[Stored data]
═══

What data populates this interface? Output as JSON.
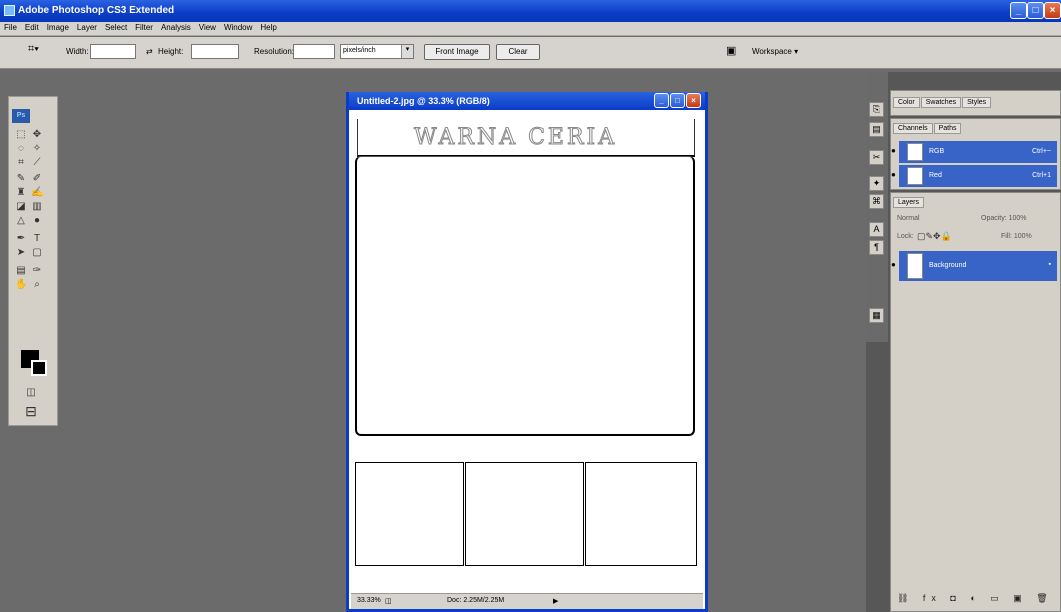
{
  "window": {
    "title": "Adobe Photoshop CS3 Extended"
  },
  "menu": [
    "File",
    "Edit",
    "Image",
    "Layer",
    "Select",
    "Filter",
    "Analysis",
    "View",
    "Window",
    "Help"
  ],
  "options": {
    "width_label": "Width:",
    "height_label": "Height:",
    "resolution_label": "Resolution:",
    "res_unit": "pixels/inch",
    "front_image": "Front Image",
    "clear": "Clear",
    "workspace": "Workspace ▾"
  },
  "toolbox": {
    "logo": "Ps"
  },
  "document": {
    "title": "Untitled-2.jpg @ 33.3% (RGB/8)",
    "header_text": "WARNA  CERIA",
    "zoom": "33.33%",
    "doc_size": "Doc: 2.25M/2.25M"
  },
  "panels": {
    "top_tabs": [
      "Color",
      "Swatches",
      "Styles"
    ],
    "mid_tabs": [
      "Channels",
      "Paths"
    ],
    "channels": [
      {
        "name": "RGB",
        "shortcut": "Ctrl+~"
      },
      {
        "name": "Red",
        "shortcut": "Ctrl+1"
      }
    ],
    "layers_tabs": [
      "Layers"
    ],
    "normal": "Normal",
    "opacity": "Opacity: 100%",
    "lock": "Lock:",
    "fill": "Fill: 100%",
    "layer_name": "Background"
  }
}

═══

*GOAL OF THE EXERCISE:* Set the entries down again exactly. Do not include the images.

*OUTPUT:*
What data populates this interface? Output as JSON.
{
  "window": {
    "title": "Adobe Photoshop CS3 Extended"
  },
  "menu": [
    "File",
    "Edit",
    "Image",
    "Layer",
    "Select",
    "Filter",
    "Analysis",
    "View",
    "Window",
    "Help"
  ],
  "options": {
    "width_label": "Width:",
    "height_label": "Height:",
    "resolution_label": "Resolution:",
    "res_unit": "pixels/inch",
    "front_image": "Front Image",
    "clear": "Clear",
    "workspace": "Workspace ▾"
  },
  "toolbox": {
    "logo": "Ps"
  },
  "document": {
    "title": "Untitled-2.jpg @ 33.3% (RGB/8)",
    "header_text": "WARNA  CERIA",
    "zoom": "33.33%",
    "doc_size": "Doc: 2.25M/2.25M"
  },
  "panels": {
    "top_tabs": [
      "Color",
      "Swatches",
      "Styles"
    ],
    "mid_tabs": [
      "Channels",
      "Paths"
    ],
    "channels": [
      {
        "name": "RGB",
        "shortcut": "Ctrl+~"
      },
      {
        "name": "Red",
        "shortcut": "Ctrl+1"
      }
    ],
    "layers_tabs": [
      "Layers"
    ],
    "normal": "Normal",
    "opacity": "Opacity: 100%",
    "lock": "Lock:",
    "fill": "Fill: 100%",
    "layer_name": "Background"
  }
}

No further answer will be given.